[Figure record extracts]
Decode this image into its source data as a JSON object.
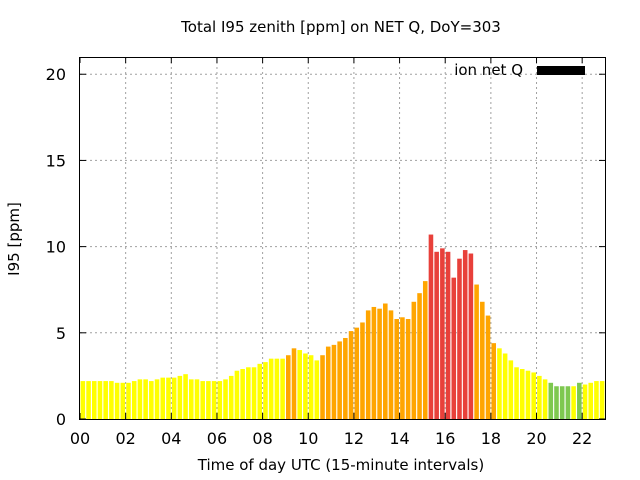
{
  "chart_data": {
    "type": "bar",
    "title": "Total I95 zenith [ppm] on NET Q, DoY=303",
    "xlabel": "Time of day UTC (15-minute intervals)",
    "ylabel": "I95 [ppm]",
    "xlim": [
      0,
      23
    ],
    "ylim": [
      0,
      21
    ],
    "x_tick_labels": [
      "00",
      "02",
      "04",
      "06",
      "08",
      "10",
      "12",
      "14",
      "16",
      "18",
      "20",
      "22"
    ],
    "x_tick_values": [
      0,
      2,
      4,
      6,
      8,
      10,
      12,
      14,
      16,
      18,
      20,
      22
    ],
    "y_tick_labels": [
      "0",
      "5",
      "10",
      "15",
      "20"
    ],
    "y_tick_values": [
      0,
      5,
      10,
      15,
      20
    ],
    "grid": true,
    "legend": {
      "label": "ion net Q",
      "placement": "top-right",
      "color": "#000000"
    },
    "bin_hours": 0.25,
    "colors": {
      "yellow": "#ffff00",
      "orange": "#ffa500",
      "red": "#e8403a",
      "green": "#7ec850"
    },
    "values": [
      2.2,
      2.2,
      2.2,
      2.2,
      2.2,
      2.2,
      2.1,
      2.1,
      2.1,
      2.2,
      2.3,
      2.3,
      2.2,
      2.3,
      2.4,
      2.4,
      2.4,
      2.5,
      2.6,
      2.3,
      2.3,
      2.2,
      2.2,
      2.2,
      2.2,
      2.3,
      2.5,
      2.8,
      2.9,
      3.0,
      3.0,
      3.2,
      3.3,
      3.5,
      3.5,
      3.5,
      3.7,
      4.1,
      4.0,
      3.8,
      3.7,
      3.4,
      3.7,
      4.2,
      4.3,
      4.5,
      4.7,
      5.1,
      5.3,
      5.6,
      6.3,
      6.5,
      6.4,
      6.7,
      6.3,
      5.8,
      5.9,
      5.8,
      6.8,
      7.3,
      8.0,
      10.7,
      9.7,
      9.9,
      9.7,
      8.2,
      9.3,
      9.8,
      9.6,
      7.8,
      6.8,
      6.0,
      4.4,
      4.1,
      3.8,
      3.4,
      3.0,
      2.9,
      2.8,
      2.7,
      2.5,
      2.3,
      2.1,
      1.9,
      1.9,
      1.9,
      1.9,
      2.1,
      2.0,
      2.1,
      2.2,
      2.2
    ],
    "bar_colors": [
      "yellow",
      "yellow",
      "yellow",
      "yellow",
      "yellow",
      "yellow",
      "yellow",
      "yellow",
      "yellow",
      "yellow",
      "yellow",
      "yellow",
      "yellow",
      "yellow",
      "yellow",
      "yellow",
      "yellow",
      "yellow",
      "yellow",
      "yellow",
      "yellow",
      "yellow",
      "yellow",
      "yellow",
      "yellow",
      "yellow",
      "yellow",
      "yellow",
      "yellow",
      "yellow",
      "yellow",
      "yellow",
      "yellow",
      "yellow",
      "yellow",
      "yellow",
      "orange",
      "orange",
      "yellow",
      "yellow",
      "yellow",
      "yellow",
      "orange",
      "orange",
      "orange",
      "orange",
      "orange",
      "orange",
      "orange",
      "orange",
      "orange",
      "orange",
      "orange",
      "orange",
      "orange",
      "orange",
      "orange",
      "orange",
      "orange",
      "orange",
      "orange",
      "red",
      "red",
      "red",
      "red",
      "red",
      "red",
      "red",
      "red",
      "orange",
      "orange",
      "orange",
      "orange",
      "yellow",
      "yellow",
      "yellow",
      "yellow",
      "yellow",
      "yellow",
      "yellow",
      "yellow",
      "yellow",
      "green",
      "green",
      "green",
      "green",
      "yellow",
      "green",
      "yellow",
      "yellow",
      "yellow",
      "yellow"
    ]
  }
}
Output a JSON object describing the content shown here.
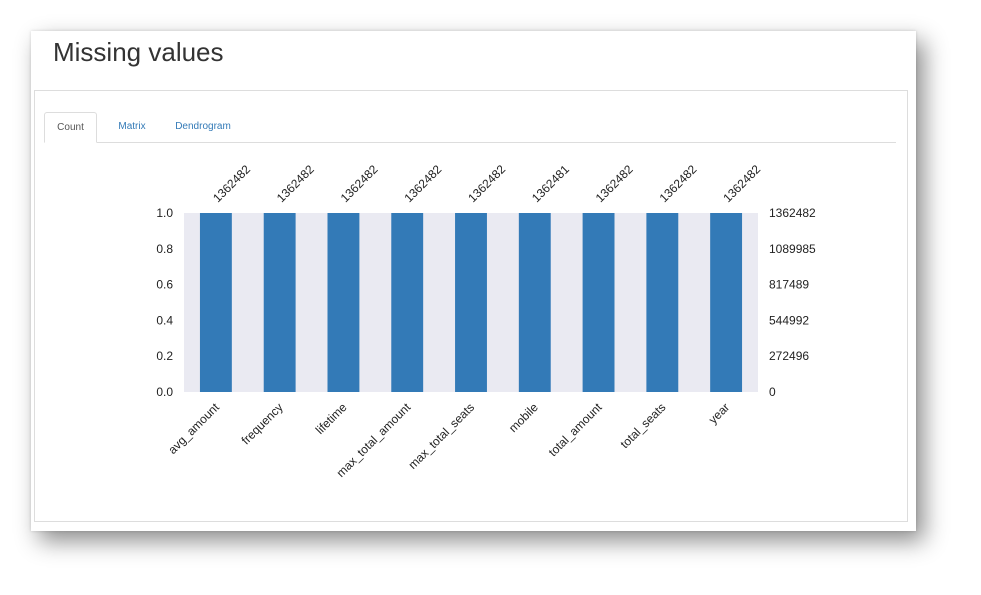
{
  "page": {
    "title": "Missing values"
  },
  "tabs": [
    {
      "label": "Count"
    },
    {
      "label": "Matrix"
    },
    {
      "label": "Dendrogram"
    }
  ],
  "colors": {
    "bar": "#337ab7",
    "plot_background": "#eaeaf2",
    "tab_link": "#337ab7"
  },
  "chart_data": {
    "type": "bar",
    "categories": [
      "avg_amount",
      "frequency",
      "lifetime",
      "max_total_amount",
      "max_total_seats",
      "mobile",
      "total_amount",
      "total_seats",
      "year"
    ],
    "values": [
      1.0,
      1.0,
      1.0,
      1.0,
      1.0,
      1.0,
      1.0,
      1.0,
      1.0
    ],
    "counts": [
      "1362482",
      "1362482",
      "1362482",
      "1362482",
      "1362482",
      "1362481",
      "1362482",
      "1362482",
      "1362482"
    ],
    "ylim": [
      0,
      1.0
    ],
    "left_ticks": [
      "0.0",
      "0.2",
      "0.4",
      "0.6",
      "0.8",
      "1.0"
    ],
    "right_ticks": [
      "0",
      "272496",
      "544992",
      "817489",
      "1089985",
      "1362482"
    ],
    "grid": false
  }
}
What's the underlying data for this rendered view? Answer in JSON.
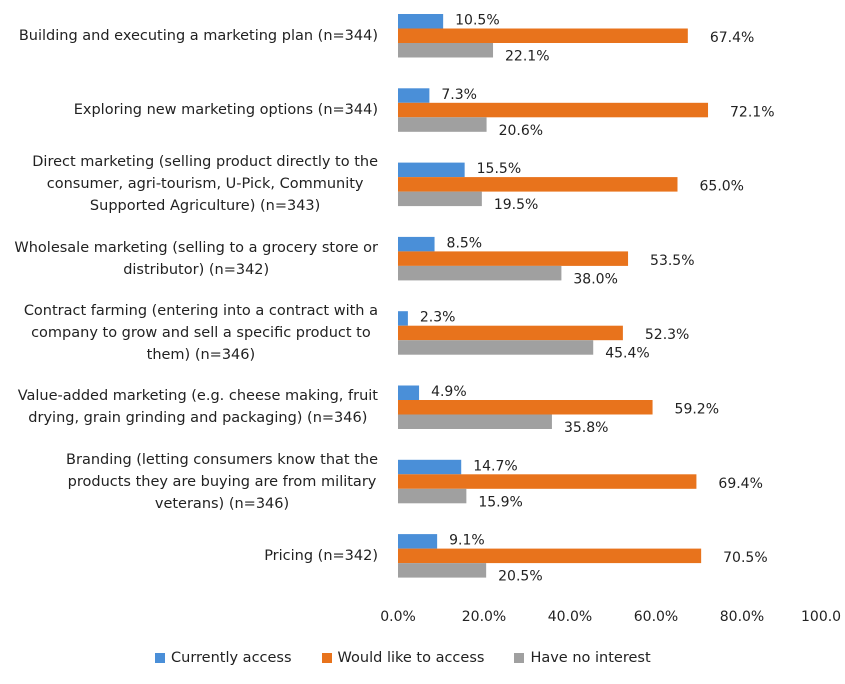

**PROBLEM STATEMENT**
Every record above must be given again exactly; drop the pictures.

**REPLY TO THE EXERCISE**
Decode this image into its source data as a JSON object.
{
  "chart_data": {
    "type": "bar",
    "title": "Total I95 zenith [ppm] on NET Q, DoY=303",
    "xlabel": "Time of day UTC (15-minute intervals)",
    "ylabel": "I95 [ppm]",
    "xlim": [
      0,
      23
    ],
    "ylim": [
      0,
      21
    ],
    "x_tick_labels": [
      "00",
      "02",
      "04",
      "06",
      "08",
      "10",
      "12",
      "14",
      "16",
      "18",
      "20",
      "22"
    ],
    "x_tick_values": [
      0,
      2,
      4,
      6,
      8,
      10,
      12,
      14,
      16,
      18,
      20,
      22
    ],
    "y_tick_labels": [
      "0",
      "5",
      "10",
      "15",
      "20"
    ],
    "y_tick_values": [
      0,
      5,
      10,
      15,
      20
    ],
    "grid": true,
    "legend": {
      "label": "ion net Q",
      "placement": "top-right",
      "color": "#000000"
    },
    "bin_hours": 0.25,
    "colors": {
      "yellow": "#ffff00",
      "orange": "#ffa500",
      "red": "#e8403a",
      "green": "#7ec850"
    },
    "values": [
      2.2,
      2.2,
      2.2,
      2.2,
      2.2,
      2.2,
      2.1,
      2.1,
      2.1,
      2.2,
      2.3,
      2.3,
      2.2,
      2.3,
      2.4,
      2.4,
      2.4,
      2.5,
      2.6,
      2.3,
      2.3,
      2.2,
      2.2,
      2.2,
      2.2,
      2.3,
      2.5,
      2.8,
      2.9,
      3.0,
      3.0,
      3.2,
      3.3,
      3.5,
      3.5,
      3.5,
      3.7,
      4.1,
      4.0,
      3.8,
      3.7,
      3.4,
      3.7,
      4.2,
      4.3,
      4.5,
      4.7,
      5.1,
      5.3,
      5.6,
      6.3,
      6.5,
      6.4,
      6.7,
      6.3,
      5.8,
      5.9,
      5.8,
      6.8,
      7.3,
      8.0,
      10.7,
      9.7,
      9.9,
      9.7,
      8.2,
      9.3,
      9.8,
      9.6,
      7.8,
      6.8,
      6.0,
      4.4,
      4.1,
      3.8,
      3.4,
      3.0,
      2.9,
      2.8,
      2.7,
      2.5,
      2.3,
      2.1,
      1.9,
      1.9,
      1.9,
      1.9,
      2.1,
      2.0,
      2.1,
      2.2,
      2.2
    ],
    "bar_colors": [
      "yellow",
      "yellow",
      "yellow",
      "yellow",
      "yellow",
      "yellow",
      "yellow",
      "yellow",
      "yellow",
      "yellow",
      "yellow",
      "yellow",
      "yellow",
      "yellow",
      "yellow",
      "yellow",
      "yellow",
      "yellow",
      "yellow",
      "yellow",
      "yellow",
      "yellow",
      "yellow",
      "yellow",
      "yellow",
      "yellow",
      "yellow",
      "yellow",
      "yellow",
      "yellow",
      "yellow",
      "yellow",
      "yellow",
      "yellow",
      "yellow",
      "yellow",
      "orange",
      "orange",
      "yellow",
      "yellow",
      "yellow",
      "yellow",
      "orange",
      "orange",
      "orange",
      "orange",
      "orange",
      "orange",
      "orange",
      "orange",
      "orange",
      "orange",
      "orange",
      "orange",
      "orange",
      "orange",
      "orange",
      "orange",
      "orange",
      "orange",
      "orange",
      "red",
      "red",
      "red",
      "red",
      "red",
      "red",
      "red",
      "red",
      "orange",
      "orange",
      "orange",
      "orange",
      "yellow",
      "yellow",
      "yellow",
      "yellow",
      "yellow",
      "yellow",
      "yellow",
      "yellow",
      "yellow",
      "green",
      "green",
      "green",
      "green",
      "yellow",
      "green",
      "yellow",
      "yellow",
      "yellow",
      "yellow"
    ]
  }
}
Output a JSON object describing the content shown here.
{
  "page": {
    "title": "Missing values"
  },
  "tabs": [
    {
      "label": "Count"
    },
    {
      "label": "Matrix"
    },
    {
      "label": "Dendrogram"
    }
  ],
  "colors": {
    "bar": "#337ab7",
    "plot_background": "#eaeaf2",
    "tab_link": "#337ab7"
  },
  "chart_data": {
    "type": "bar",
    "categories": [
      "avg_amount",
      "frequency",
      "lifetime",
      "max_total_amount",
      "max_total_seats",
      "mobile",
      "total_amount",
      "total_seats",
      "year"
    ],
    "values": [
      1.0,
      1.0,
      1.0,
      1.0,
      1.0,
      1.0,
      1.0,
      1.0,
      1.0
    ],
    "counts": [
      "1362482",
      "1362482",
      "1362482",
      "1362482",
      "1362482",
      "1362481",
      "1362482",
      "1362482",
      "1362482"
    ],
    "ylim": [
      0,
      1.0
    ],
    "left_ticks": [
      "0.0",
      "0.2",
      "0.4",
      "0.6",
      "0.8",
      "1.0"
    ],
    "right_ticks": [
      "0",
      "272496",
      "544992",
      "817489",
      "1089985",
      "1362482"
    ],
    "grid": false
  }
}
What's the underlying data for this rendered view? Answer in JSON.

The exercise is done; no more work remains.